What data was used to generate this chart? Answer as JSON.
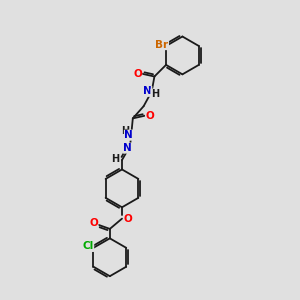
{
  "bg_color": "#e0e0e0",
  "bond_color": "#1a1a1a",
  "atom_colors": {
    "Br": "#cc6600",
    "O": "#ff0000",
    "N": "#0000cc",
    "Cl": "#00aa00",
    "H": "#1a1a1a",
    "C": "#1a1a1a"
  },
  "font_size": 7.5,
  "line_width": 1.3
}
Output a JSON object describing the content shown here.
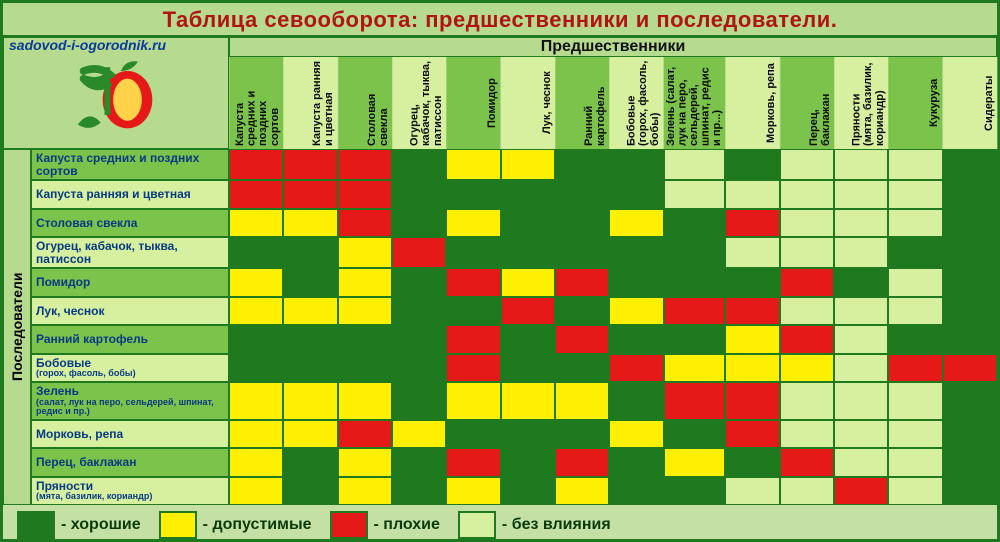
{
  "title": "Таблица севооборота: предшественники и последователи.",
  "site_url": "sadovod-i-ogorodnik.ru",
  "headers": {
    "predecessors": "Предшественники",
    "successors": "Последователи"
  },
  "colors": {
    "good": "#1f7a1f",
    "ok": "#ffef00",
    "bad": "#e61919",
    "none": "#d6f0a0",
    "border": "#1f7a1f",
    "page_bg": "#c5e0a5",
    "header_light": "#b6db8f",
    "col_dark": "#7cc34b",
    "col_light": "#d6f0a0",
    "title_color": "#b01414",
    "rowlabel_color": "#083a83",
    "url_color": "#0a3a9a"
  },
  "legend": [
    {
      "label": "хорошие",
      "color_key": "good"
    },
    {
      "label": "допустимые",
      "color_key": "ok"
    },
    {
      "label": "плохие",
      "color_key": "bad"
    },
    {
      "label": "без влияния",
      "color_key": "none"
    }
  ],
  "columns": [
    "Капуста средних и поздних сортов",
    "Капуста ранняя и цветная",
    "Столовая свекла",
    "Огурец, кабачок, тыква, патиссон",
    "Помидор",
    "Лук, чеснок",
    "Ранний картофель",
    "Бобовые (горох, фасоль, бобы)",
    "Зелень (салат, лук на перо, сельдерей, шпинат, редис и пр...)",
    "Морковь, репа",
    "Перец, баклажан",
    "Пряности (мята, базилик, кориандр)",
    "Кукуруза",
    "Сидераты"
  ],
  "rows": [
    {
      "label": "Капуста средних и поздних сортов"
    },
    {
      "label": "Капуста ранняя и цветная"
    },
    {
      "label": "Столовая свекла"
    },
    {
      "label": "Огурец, кабачок, тыква, патиссон"
    },
    {
      "label": "Помидор"
    },
    {
      "label": "Лук, чеснок"
    },
    {
      "label": "Ранний картофель"
    },
    {
      "label": "Бобовые",
      "sub": "(горох, фасоль, бобы)"
    },
    {
      "label": "Зелень",
      "sub": "(салат, лук на перо, сельдерей, шпинат, редис и пр.)"
    },
    {
      "label": "Морковь, репа"
    },
    {
      "label": "Перец, баклажан"
    },
    {
      "label": "Пряности",
      "sub": "(мята, базилик, кориандр)"
    }
  ],
  "matrix": [
    [
      "bad",
      "bad",
      "bad",
      "good",
      "ok",
      "ok",
      "good",
      "good",
      "none",
      "good",
      "none",
      "none",
      "none",
      "good"
    ],
    [
      "bad",
      "bad",
      "bad",
      "good",
      "good",
      "good",
      "good",
      "good",
      "none",
      "none",
      "none",
      "none",
      "none",
      "good"
    ],
    [
      "ok",
      "ok",
      "bad",
      "good",
      "ok",
      "good",
      "good",
      "ok",
      "good",
      "bad",
      "none",
      "none",
      "none",
      "good"
    ],
    [
      "good",
      "good",
      "ok",
      "bad",
      "good",
      "good",
      "good",
      "good",
      "good",
      "none",
      "none",
      "none",
      "good",
      "good"
    ],
    [
      "ok",
      "good",
      "ok",
      "good",
      "bad",
      "ok",
      "bad",
      "good",
      "good",
      "good",
      "bad",
      "good",
      "none",
      "good"
    ],
    [
      "ok",
      "ok",
      "ok",
      "good",
      "good",
      "bad",
      "good",
      "ok",
      "bad",
      "bad",
      "none",
      "none",
      "none",
      "good"
    ],
    [
      "good",
      "good",
      "good",
      "good",
      "bad",
      "good",
      "bad",
      "good",
      "good",
      "ok",
      "bad",
      "none",
      "good",
      "good"
    ],
    [
      "good",
      "good",
      "good",
      "good",
      "bad",
      "good",
      "good",
      "bad",
      "ok",
      "ok",
      "ok",
      "none",
      "bad",
      "bad"
    ],
    [
      "ok",
      "ok",
      "ok",
      "good",
      "ok",
      "ok",
      "ok",
      "good",
      "bad",
      "bad",
      "none",
      "none",
      "none",
      "good"
    ],
    [
      "ok",
      "ok",
      "bad",
      "ok",
      "good",
      "good",
      "good",
      "ok",
      "good",
      "bad",
      "none",
      "none",
      "none",
      "good"
    ],
    [
      "ok",
      "good",
      "ok",
      "good",
      "bad",
      "good",
      "bad",
      "good",
      "ok",
      "good",
      "bad",
      "none",
      "none",
      "good"
    ],
    [
      "ok",
      "good",
      "ok",
      "good",
      "ok",
      "good",
      "ok",
      "good",
      "good",
      "none",
      "none",
      "bad",
      "none",
      "good"
    ]
  ]
}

=======

- **Exercise**:
Isolate the lines above that contain the word "JSON" and copy them.

- **Exercise output**:
What data was used to generate this chart? Answer as JSON.
Output a JSON object describing the content shown here.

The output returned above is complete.